WHAT IS NEEDED → Starting at the line that contains "Give me the", quote every line through the end of the entries, word for word, skipping the pictures.

— START STORED RECORDS —

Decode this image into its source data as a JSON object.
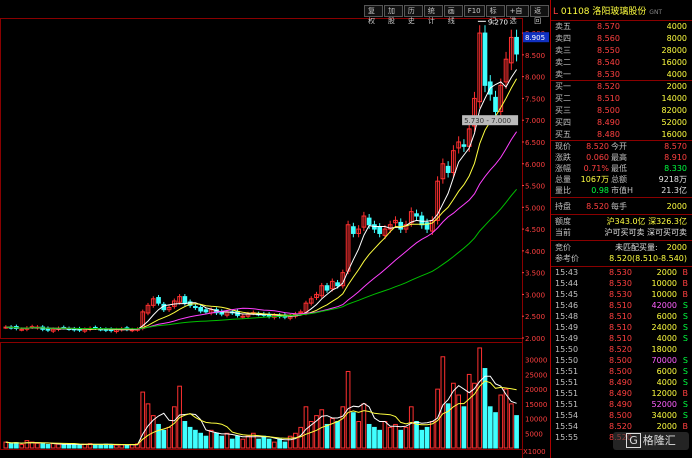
{
  "toolbar": {
    "buttons": [
      "复权",
      "加股",
      "历史",
      "统计",
      "画线",
      "F10",
      "标记",
      "+自选",
      "返回"
    ]
  },
  "stock": {
    "code": "01108",
    "name": "洛阳玻璃股份",
    "suffix": "GNT"
  },
  "chart_annotations": {
    "high_label": "9.270",
    "low_label": "5.730 - 7.000",
    "current_price_tag": "8.905",
    "volume_multiplier": "X1000"
  },
  "price_axis": [
    "9.000",
    "8.500",
    "8.000",
    "7.500",
    "7.000",
    "6.500",
    "6.000",
    "5.500",
    "5.000",
    "4.500",
    "4.000",
    "3.500",
    "3.000",
    "2.500",
    "2.000"
  ],
  "volume_axis": [
    "30000",
    "25000",
    "20000",
    "15000",
    "10000",
    "5000"
  ],
  "order_book": {
    "asks": [
      {
        "label": "卖五",
        "price": "8.570",
        "volume": "4000"
      },
      {
        "label": "卖四",
        "price": "8.560",
        "volume": "8000"
      },
      {
        "label": "卖三",
        "price": "8.550",
        "volume": "28000"
      },
      {
        "label": "卖二",
        "price": "8.540",
        "volume": "16000"
      },
      {
        "label": "卖一",
        "price": "8.530",
        "volume": "4000"
      }
    ],
    "bids": [
      {
        "label": "买一",
        "price": "8.520",
        "volume": "2000"
      },
      {
        "label": "买二",
        "price": "8.510",
        "volume": "14000"
      },
      {
        "label": "买三",
        "price": "8.500",
        "volume": "82000"
      },
      {
        "label": "买四",
        "price": "8.490",
        "volume": "52000"
      },
      {
        "label": "买五",
        "price": "8.480",
        "volume": "16000"
      }
    ]
  },
  "quote": {
    "rows": [
      {
        "l1": "现价",
        "v1": "8.520",
        "l2": "今开",
        "v2": "8.570",
        "c1": "red",
        "c2": "red"
      },
      {
        "l1": "涨跌",
        "v1": "0.060",
        "l2": "最高",
        "v2": "8.910",
        "c1": "red",
        "c2": "red"
      },
      {
        "l1": "涨幅",
        "v1": "0.71%",
        "l2": "最低",
        "v2": "8.330",
        "c1": "red",
        "c2": "grn"
      },
      {
        "l1": "总量",
        "v1": "1067万",
        "l2": "总额",
        "v2": "9218万",
        "c1": "yel",
        "c2": "wht"
      },
      {
        "l1": "量比",
        "v1": "0.98",
        "l2": "市值H",
        "v2": "21.3亿",
        "c1": "grn",
        "c2": "wht"
      }
    ],
    "handicap": {
      "l1": "持盘",
      "v1": "8.520",
      "l2": "每手",
      "v2": "2000"
    },
    "connect": {
      "l1": "额度",
      "v1": "沪343.0亿 深326.3亿"
    },
    "current": {
      "l1": "当前",
      "v1": "沪可买可卖 深可买可卖"
    },
    "auction": {
      "l1": "竞价",
      "v1": "未匹配买量:",
      "v2": "2000"
    },
    "ref": {
      "l1": "参考价",
      "v1": "8.520(8.510-8.540)"
    }
  },
  "ticks": [
    {
      "time": "15:43",
      "price": "8.530",
      "vol": "2000",
      "side": "B"
    },
    {
      "time": "15:44",
      "price": "8.530",
      "vol": "10000",
      "side": "B"
    },
    {
      "time": "15:45",
      "price": "8.530",
      "vol": "10000",
      "side": "B"
    },
    {
      "time": "15:46",
      "price": "8.510",
      "vol": "42000",
      "side": "S"
    },
    {
      "time": "15:48",
      "price": "8.510",
      "vol": "6000",
      "side": "S"
    },
    {
      "time": "15:49",
      "price": "8.510",
      "vol": "24000",
      "side": "S"
    },
    {
      "time": "15:49",
      "price": "8.510",
      "vol": "4000",
      "side": "S"
    },
    {
      "time": "15:50",
      "price": "8.520",
      "vol": "18000",
      "side": ""
    },
    {
      "time": "15:50",
      "price": "8.500",
      "vol": "70000",
      "side": "S"
    },
    {
      "time": "15:51",
      "price": "8.500",
      "vol": "6000",
      "side": "S"
    },
    {
      "time": "15:51",
      "price": "8.490",
      "vol": "4000",
      "side": "S"
    },
    {
      "time": "15:51",
      "price": "8.490",
      "vol": "12000",
      "side": "B"
    },
    {
      "time": "15:51",
      "price": "8.490",
      "vol": "52000",
      "side": "S"
    },
    {
      "time": "15:54",
      "price": "8.500",
      "vol": "34000",
      "side": "S"
    },
    {
      "time": "15:54",
      "price": "8.520",
      "vol": "2000",
      "side": "B"
    },
    {
      "time": "15:55",
      "price": "8.520",
      "vol": "",
      "side": ""
    }
  ],
  "watermark": "格隆汇",
  "colors": {
    "up": "#ff3030",
    "down": "#40ffff",
    "ma5": "#ffffff",
    "ma10": "#ffff40",
    "ma20": "#ff40ff",
    "ma60": "#00c000",
    "border": "#b00000"
  },
  "chart_data": {
    "type": "candlestick",
    "ylim": [
      2.0,
      9.3
    ],
    "closes": [
      2.25,
      2.24,
      2.22,
      2.2,
      2.23,
      2.26,
      2.25,
      2.2,
      2.18,
      2.2,
      2.22,
      2.24,
      2.21,
      2.19,
      2.18,
      2.2,
      2.22,
      2.23,
      2.2,
      2.18,
      2.17,
      2.19,
      2.21,
      2.2,
      2.19,
      2.2,
      2.6,
      2.75,
      2.9,
      2.8,
      2.65,
      2.7,
      2.85,
      2.95,
      2.8,
      2.75,
      2.7,
      2.62,
      2.6,
      2.65,
      2.58,
      2.55,
      2.6,
      2.58,
      2.52,
      2.5,
      2.55,
      2.58,
      2.55,
      2.52,
      2.5,
      2.52,
      2.5,
      2.48,
      2.5,
      2.55,
      2.6,
      2.8,
      2.9,
      3.0,
      3.2,
      3.1,
      3.3,
      3.2,
      3.5,
      4.6,
      4.4,
      4.5,
      4.8,
      4.6,
      4.5,
      4.4,
      4.5,
      4.6,
      4.7,
      4.5,
      4.6,
      4.9,
      4.8,
      4.6,
      4.5,
      4.7,
      5.6,
      6.0,
      5.8,
      6.3,
      6.5,
      6.4,
      6.8,
      7.5,
      9.0,
      7.8,
      7.6,
      7.2,
      7.8,
      8.4,
      8.9,
      8.52
    ],
    "volumes": [
      2000,
      1500,
      1800,
      1200,
      2500,
      2000,
      1600,
      1400,
      1200,
      1500,
      1300,
      1100,
      1400,
      1200,
      1000,
      1300,
      1500,
      1200,
      1100,
      1300,
      1200,
      1000,
      1100,
      900,
      1200,
      1400,
      19000,
      15000,
      11000,
      8000,
      6000,
      7000,
      14000,
      21000,
      9000,
      7000,
      6000,
      5000,
      4000,
      6000,
      5000,
      4000,
      5000,
      3000,
      4000,
      3000,
      4000,
      5000,
      3000,
      4000,
      3000,
      2000,
      3000,
      2000,
      4000,
      5000,
      7000,
      14000,
      9000,
      11000,
      13000,
      8000,
      10000,
      9000,
      14000,
      26000,
      12000,
      9000,
      15000,
      8000,
      7000,
      6000,
      9000,
      7000,
      8000,
      6000,
      7000,
      14000,
      9000,
      6000,
      7000,
      9000,
      20000,
      31000,
      15000,
      22000,
      18000,
      14000,
      25000,
      22000,
      34000,
      27000,
      14000,
      12000,
      18000,
      20000,
      15000,
      11000
    ]
  }
}
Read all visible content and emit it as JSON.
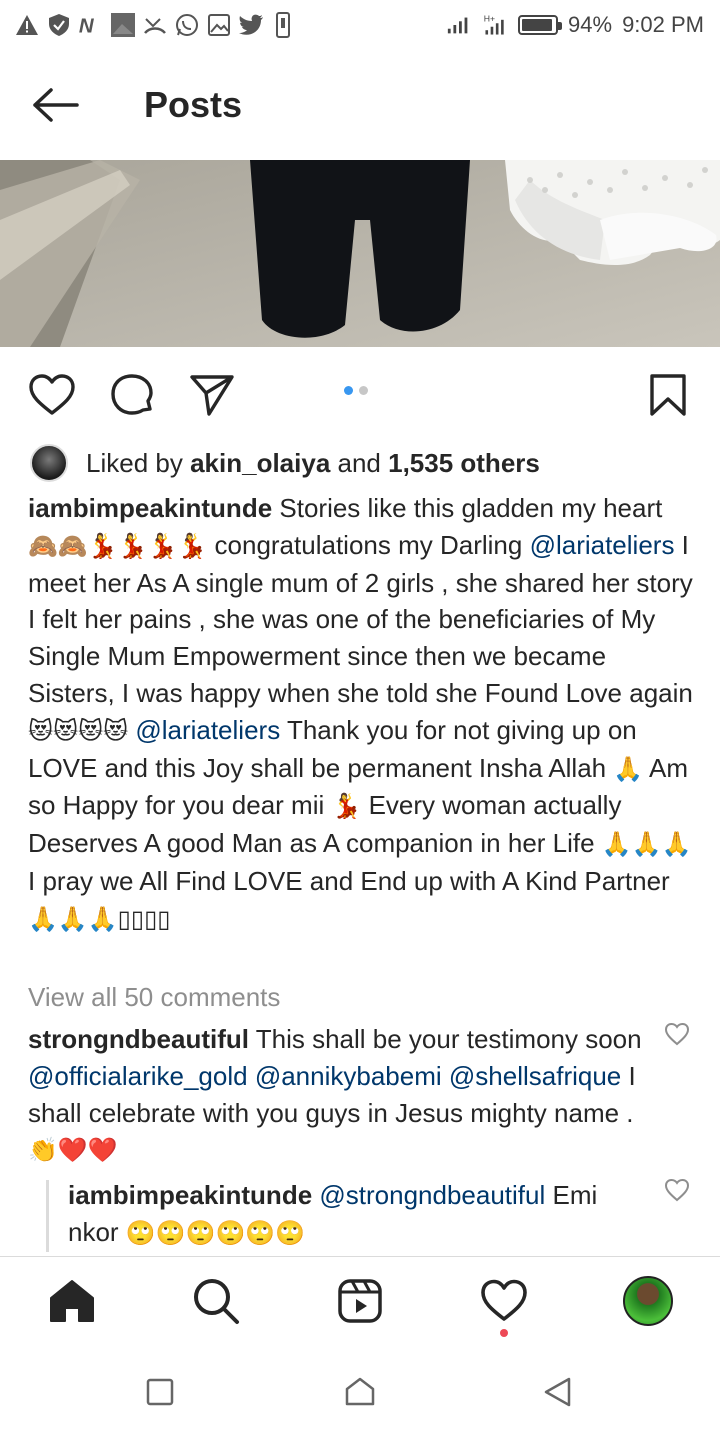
{
  "status_bar": {
    "battery_percent": "94%",
    "time": "9:02 PM",
    "battery_level": 0.94,
    "left_icons": [
      "warning-icon",
      "shield-icon",
      "n-app-icon",
      "image-box-icon",
      "missed-call-icon",
      "whatsapp-icon",
      "gallery-icon",
      "twitter-icon",
      "phone-vibrate-icon"
    ]
  },
  "header": {
    "title": "Posts"
  },
  "post": {
    "carousel": {
      "total": 2,
      "active": 1
    },
    "likes": {
      "prefix": "Liked by ",
      "first_user": "akin_olaiya",
      "middle": " and ",
      "others": "1,535 others"
    },
    "caption": {
      "user": "iambimpeakintunde",
      "t1": " Stories like this gladden my heart ",
      "e1": "🙈🙈💃💃💃💃",
      "t2": " congratulations my Darling ",
      "m1": "@lariateliers",
      "t3": "  I meet her As A single mum of 2 girls , she shared her story I felt her pains , she was one of the beneficiaries of My Single Mum Empowerment since then we became Sisters, I was happy when she told she Found Love again ",
      "e2": "😻😻😻😻",
      "t4": " ",
      "m2": "@lariateliers",
      "t5": " Thank you for not giving up on LOVE and this Joy shall be permanent Insha Allah ",
      "e3": "🙏",
      "t6": " Am so Happy for you dear mii ",
      "e4": "💃",
      "t7": " Every woman actually Deserves A good Man as A companion in her Life ",
      "e5": "🙏🙏🙏",
      "t8": " I pray we All Find LOVE and End up with A Kind Partner ",
      "e6": "🙏🙏🙏",
      "e7": "▯▯▯▯"
    },
    "view_all_comments": "View all 50 comments",
    "comments": [
      {
        "user": "strongndbeautiful",
        "t1": " This shall be your testimony soon ",
        "m1": "@officialarike_gold",
        "t2": " ",
        "m2": "@annikybabemi",
        "t3": " ",
        "m3": "@shellsafrique",
        "t4": " I shall celebrate with you guys in Jesus mighty name . ",
        "e1": "👏❤️❤️"
      }
    ],
    "reply": {
      "user": "iambimpeakintunde",
      "t1": " ",
      "m1": "@strongndbeautiful",
      "t2": " Emi nkor ",
      "e1": "🙄🙄🙄🙄🙄🙄"
    }
  },
  "bottom_nav": {
    "items": [
      "home-icon",
      "search-icon",
      "reels-icon",
      "activity-heart-icon",
      "profile-avatar"
    ],
    "active": "home-icon"
  },
  "system_nav": {
    "items": [
      "recents-square-icon",
      "home-circle-icon",
      "back-triangle-icon"
    ]
  },
  "colors": {
    "text": "#262626",
    "mention": "#00376b",
    "muted": "#8e8e8e",
    "carousel_active": "#3897f0",
    "notification": "#ed4956"
  }
}
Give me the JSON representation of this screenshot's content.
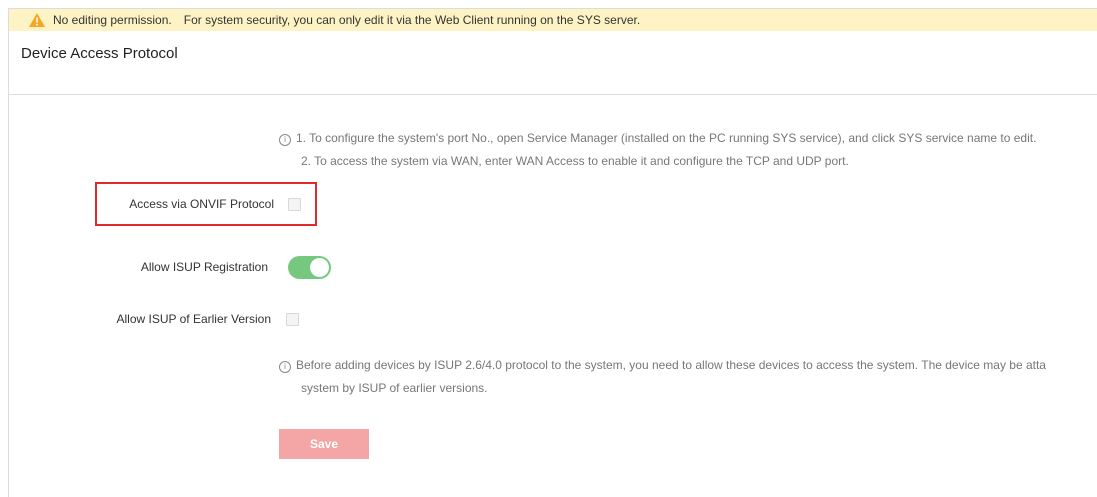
{
  "warning": {
    "icon": "warning-triangle-icon",
    "color": "#f5a623",
    "background": "#fdf3c4",
    "title": "No editing permission.",
    "message": "For system security, you can only edit it via the Web Client running on the SYS server."
  },
  "header": {
    "title": "Device Access Protocol"
  },
  "info_top": {
    "icon": "info-icon",
    "line1": "1. To configure the system's port No., open Service Manager (installed on the PC running SYS service), and click SYS service name to edit.",
    "line2": "2. To access the system via WAN, enter WAN Access to enable it and configure the TCP and UDP port."
  },
  "form": {
    "onvif": {
      "label": "Access via ONVIF Protocol",
      "checked": false,
      "highlight_color": "#e02b2b"
    },
    "isup": {
      "label": "Allow ISUP Registration",
      "enabled": true,
      "toggle_color": "#76c87e"
    },
    "isup_old": {
      "label": "Allow ISUP of Earlier Version",
      "checked": false
    }
  },
  "info_bottom": {
    "icon": "info-icon",
    "line1": "Before adding devices by ISUP 2.6/4.0 protocol to the system, you need to allow these devices to access the system. The device may be atta",
    "line2": "system by ISUP of earlier versions."
  },
  "actions": {
    "save_label": "Save",
    "save_color": "#f4a5a5"
  }
}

— END STORED RECORDS —

OUTPUT →
Give me the JSON representation of this screenshot's content.
{
  "warning": {
    "icon": "warning-triangle-icon",
    "color": "#f5a623",
    "background": "#fdf3c4",
    "title": "No editing permission.",
    "message": "For system security, you can only edit it via the Web Client running on the SYS server."
  },
  "header": {
    "title": "Device Access Protocol"
  },
  "info_top": {
    "icon": "info-icon",
    "line1": "1. To configure the system's port No., open Service Manager (installed on the PC running SYS service), and click SYS service name to edit.",
    "line2": "2. To access the system via WAN, enter WAN Access to enable it and configure the TCP and UDP port."
  },
  "form": {
    "onvif": {
      "label": "Access via ONVIF Protocol",
      "checked": false,
      "highlight_color": "#e02b2b"
    },
    "isup": {
      "label": "Allow ISUP Registration",
      "enabled": true,
      "toggle_color": "#76c87e"
    },
    "isup_old": {
      "label": "Allow ISUP of Earlier Version",
      "checked": false
    }
  },
  "info_bottom": {
    "icon": "info-icon",
    "line1": "Before adding devices by ISUP 2.6/4.0 protocol to the system, you need to allow these devices to access the system. The device may be atta",
    "line2": "system by ISUP of earlier versions."
  },
  "actions": {
    "save_label": "Save",
    "save_color": "#f4a5a5"
  }
}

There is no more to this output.